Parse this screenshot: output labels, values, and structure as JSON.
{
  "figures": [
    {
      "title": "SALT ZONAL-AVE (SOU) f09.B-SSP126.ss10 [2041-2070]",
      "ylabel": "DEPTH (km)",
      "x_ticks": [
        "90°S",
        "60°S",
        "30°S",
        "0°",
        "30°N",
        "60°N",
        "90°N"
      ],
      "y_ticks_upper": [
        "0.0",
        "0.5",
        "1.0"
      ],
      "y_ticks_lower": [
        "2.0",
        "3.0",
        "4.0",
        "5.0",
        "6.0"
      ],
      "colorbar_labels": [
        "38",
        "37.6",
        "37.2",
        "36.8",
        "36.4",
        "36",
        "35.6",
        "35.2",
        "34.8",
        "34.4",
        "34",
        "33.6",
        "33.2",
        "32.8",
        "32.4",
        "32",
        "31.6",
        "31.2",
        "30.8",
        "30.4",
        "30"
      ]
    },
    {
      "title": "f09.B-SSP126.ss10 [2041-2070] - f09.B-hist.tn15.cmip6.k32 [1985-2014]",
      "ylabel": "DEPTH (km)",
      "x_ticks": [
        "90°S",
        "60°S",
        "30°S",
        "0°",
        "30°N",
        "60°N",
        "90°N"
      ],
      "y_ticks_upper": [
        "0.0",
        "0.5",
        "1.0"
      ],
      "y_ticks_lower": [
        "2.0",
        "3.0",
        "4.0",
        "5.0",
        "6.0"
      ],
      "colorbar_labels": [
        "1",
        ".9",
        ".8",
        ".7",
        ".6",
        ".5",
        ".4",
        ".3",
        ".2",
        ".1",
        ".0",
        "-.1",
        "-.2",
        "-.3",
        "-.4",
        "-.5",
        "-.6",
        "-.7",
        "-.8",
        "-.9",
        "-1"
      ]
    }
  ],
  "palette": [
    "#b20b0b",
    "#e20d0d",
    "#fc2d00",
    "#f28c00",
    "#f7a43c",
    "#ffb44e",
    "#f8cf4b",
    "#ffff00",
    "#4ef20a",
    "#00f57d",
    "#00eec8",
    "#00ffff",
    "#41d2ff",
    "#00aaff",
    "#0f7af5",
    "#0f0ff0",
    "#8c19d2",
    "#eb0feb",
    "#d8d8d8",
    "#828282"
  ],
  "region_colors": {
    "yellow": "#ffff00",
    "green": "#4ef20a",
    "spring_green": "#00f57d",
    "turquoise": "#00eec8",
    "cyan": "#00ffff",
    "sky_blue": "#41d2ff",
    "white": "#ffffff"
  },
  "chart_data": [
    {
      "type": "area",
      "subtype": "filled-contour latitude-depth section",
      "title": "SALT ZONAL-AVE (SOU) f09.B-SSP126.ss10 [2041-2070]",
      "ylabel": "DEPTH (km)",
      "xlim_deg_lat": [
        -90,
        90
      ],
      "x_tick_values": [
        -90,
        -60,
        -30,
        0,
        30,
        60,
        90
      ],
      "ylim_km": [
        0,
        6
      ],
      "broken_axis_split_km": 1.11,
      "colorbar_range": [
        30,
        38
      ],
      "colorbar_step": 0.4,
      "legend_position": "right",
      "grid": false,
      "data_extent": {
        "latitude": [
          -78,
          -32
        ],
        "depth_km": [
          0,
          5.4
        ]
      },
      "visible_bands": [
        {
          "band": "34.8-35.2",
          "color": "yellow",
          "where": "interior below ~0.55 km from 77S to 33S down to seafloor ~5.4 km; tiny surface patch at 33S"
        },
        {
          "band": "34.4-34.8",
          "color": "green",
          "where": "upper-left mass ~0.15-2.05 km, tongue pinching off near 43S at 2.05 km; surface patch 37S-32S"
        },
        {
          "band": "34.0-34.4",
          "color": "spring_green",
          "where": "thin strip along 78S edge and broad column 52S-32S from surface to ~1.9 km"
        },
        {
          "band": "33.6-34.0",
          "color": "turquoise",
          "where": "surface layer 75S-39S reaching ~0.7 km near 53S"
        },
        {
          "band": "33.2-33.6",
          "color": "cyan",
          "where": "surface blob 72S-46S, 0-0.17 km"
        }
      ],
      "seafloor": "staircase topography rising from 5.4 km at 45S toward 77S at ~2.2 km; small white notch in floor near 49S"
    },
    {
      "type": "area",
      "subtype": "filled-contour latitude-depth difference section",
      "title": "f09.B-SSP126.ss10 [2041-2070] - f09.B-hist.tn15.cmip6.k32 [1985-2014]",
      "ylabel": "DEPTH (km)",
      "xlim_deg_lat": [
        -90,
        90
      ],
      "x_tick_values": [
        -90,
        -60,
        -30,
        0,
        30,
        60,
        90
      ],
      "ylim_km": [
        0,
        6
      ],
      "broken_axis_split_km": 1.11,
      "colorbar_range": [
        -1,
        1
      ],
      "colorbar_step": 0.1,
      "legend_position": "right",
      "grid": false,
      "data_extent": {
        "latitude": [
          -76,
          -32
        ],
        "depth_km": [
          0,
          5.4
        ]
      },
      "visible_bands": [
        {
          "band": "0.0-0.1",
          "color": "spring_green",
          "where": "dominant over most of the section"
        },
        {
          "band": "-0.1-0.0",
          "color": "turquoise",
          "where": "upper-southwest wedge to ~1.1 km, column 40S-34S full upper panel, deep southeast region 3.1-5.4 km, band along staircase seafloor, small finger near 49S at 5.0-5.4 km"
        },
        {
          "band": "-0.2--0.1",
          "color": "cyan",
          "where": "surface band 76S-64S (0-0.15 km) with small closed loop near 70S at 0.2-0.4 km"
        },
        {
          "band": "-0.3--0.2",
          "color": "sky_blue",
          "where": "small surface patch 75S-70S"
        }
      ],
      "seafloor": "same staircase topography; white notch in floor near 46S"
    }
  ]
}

» Exercise: Write out the whole listing exactly.

» Finished exercise:
Parse this screenshot: output labels, values, and structure as JSON.
{
  "figures": [
    {
      "title": "SALT ZONAL-AVE (SOU) f09.B-SSP126.ss10 [2041-2070]",
      "ylabel": "DEPTH (km)",
      "x_ticks": [
        "90°S",
        "60°S",
        "30°S",
        "0°",
        "30°N",
        "60°N",
        "90°N"
      ],
      "y_ticks_upper": [
        "0.0",
        "0.5",
        "1.0"
      ],
      "y_ticks_lower": [
        "2.0",
        "3.0",
        "4.0",
        "5.0",
        "6.0"
      ],
      "colorbar_labels": [
        "38",
        "37.6",
        "37.2",
        "36.8",
        "36.4",
        "36",
        "35.6",
        "35.2",
        "34.8",
        "34.4",
        "34",
        "33.6",
        "33.2",
        "32.8",
        "32.4",
        "32",
        "31.6",
        "31.2",
        "30.8",
        "30.4",
        "30"
      ]
    },
    {
      "title": "f09.B-SSP126.ss10 [2041-2070] - f09.B-hist.tn15.cmip6.k32 [1985-2014]",
      "ylabel": "DEPTH (km)",
      "x_ticks": [
        "90°S",
        "60°S",
        "30°S",
        "0°",
        "30°N",
        "60°N",
        "90°N"
      ],
      "y_ticks_upper": [
        "0.0",
        "0.5",
        "1.0"
      ],
      "y_ticks_lower": [
        "2.0",
        "3.0",
        "4.0",
        "5.0",
        "6.0"
      ],
      "colorbar_labels": [
        "1",
        ".9",
        ".8",
        ".7",
        ".6",
        ".5",
        ".4",
        ".3",
        ".2",
        ".1",
        ".0",
        "-.1",
        "-.2",
        "-.3",
        "-.4",
        "-.5",
        "-.6",
        "-.7",
        "-.8",
        "-.9",
        "-1"
      ]
    }
  ],
  "palette": [
    "#b20b0b",
    "#e20d0d",
    "#fc2d00",
    "#f28c00",
    "#f7a43c",
    "#ffb44e",
    "#f8cf4b",
    "#ffff00",
    "#4ef20a",
    "#00f57d",
    "#00eec8",
    "#00ffff",
    "#41d2ff",
    "#00aaff",
    "#0f7af5",
    "#0f0ff0",
    "#8c19d2",
    "#eb0feb",
    "#d8d8d8",
    "#828282"
  ],
  "region_colors": {
    "yellow": "#ffff00",
    "green": "#4ef20a",
    "spring_green": "#00f57d",
    "turquoise": "#00eec8",
    "cyan": "#00ffff",
    "sky_blue": "#41d2ff",
    "white": "#ffffff"
  },
  "chart_data": [
    {
      "type": "area",
      "subtype": "filled-contour latitude-depth section",
      "title": "SALT ZONAL-AVE (SOU) f09.B-SSP126.ss10 [2041-2070]",
      "ylabel": "DEPTH (km)",
      "xlim_deg_lat": [
        -90,
        90
      ],
      "x_tick_values": [
        -90,
        -60,
        -30,
        0,
        30,
        60,
        90
      ],
      "ylim_km": [
        0,
        6
      ],
      "broken_axis_split_km": 1.11,
      "colorbar_range": [
        30,
        38
      ],
      "colorbar_step": 0.4,
      "legend_position": "right",
      "grid": false,
      "data_extent": {
        "latitude": [
          -78,
          -32
        ],
        "depth_km": [
          0,
          5.4
        ]
      },
      "visible_bands": [
        {
          "band": "34.8-35.2",
          "color": "yellow",
          "where": "interior below ~0.55 km from 77S to 33S down to seafloor ~5.4 km; tiny surface patch at 33S"
        },
        {
          "band": "34.4-34.8",
          "color": "green",
          "where": "upper-left mass ~0.15-2.05 km, tongue pinching off near 43S at 2.05 km; surface patch 37S-32S"
        },
        {
          "band": "34.0-34.4",
          "color": "spring_green",
          "where": "thin strip along 78S edge and broad column 52S-32S from surface to ~1.9 km"
        },
        {
          "band": "33.6-34.0",
          "color": "turquoise",
          "where": "surface layer 75S-39S reaching ~0.7 km near 53S"
        },
        {
          "band": "33.2-33.6",
          "color": "cyan",
          "where": "surface blob 72S-46S, 0-0.17 km"
        }
      ],
      "seafloor": "staircase topography rising from 5.4 km at 45S toward 77S at ~2.2 km; small white notch in floor near 49S"
    },
    {
      "type": "area",
      "subtype": "filled-contour latitude-depth difference section",
      "title": "f09.B-SSP126.ss10 [2041-2070] - f09.B-hist.tn15.cmip6.k32 [1985-2014]",
      "ylabel": "DEPTH (km)",
      "xlim_deg_lat": [
        -90,
        90
      ],
      "x_tick_values": [
        -90,
        -60,
        -30,
        0,
        30,
        60,
        90
      ],
      "ylim_km": [
        0,
        6
      ],
      "broken_axis_split_km": 1.11,
      "colorbar_range": [
        -1,
        1
      ],
      "colorbar_step": 0.1,
      "legend_position": "right",
      "grid": false,
      "data_extent": {
        "latitude": [
          -76,
          -32
        ],
        "depth_km": [
          0,
          5.4
        ]
      },
      "visible_bands": [
        {
          "band": "0.0-0.1",
          "color": "spring_green",
          "where": "dominant over most of the section"
        },
        {
          "band": "-0.1-0.0",
          "color": "turquoise",
          "where": "upper-southwest wedge to ~1.1 km, column 40S-34S full upper panel, deep southeast region 3.1-5.4 km, band along staircase seafloor, small finger near 49S at 5.0-5.4 km"
        },
        {
          "band": "-0.2--0.1",
          "color": "cyan",
          "where": "surface band 76S-64S (0-0.15 km) with small closed loop near 70S at 0.2-0.4 km"
        },
        {
          "band": "-0.3--0.2",
          "color": "sky_blue",
          "where": "small surface patch 75S-70S"
        }
      ],
      "seafloor": "same staircase topography; white notch in floor near 46S"
    }
  ]
}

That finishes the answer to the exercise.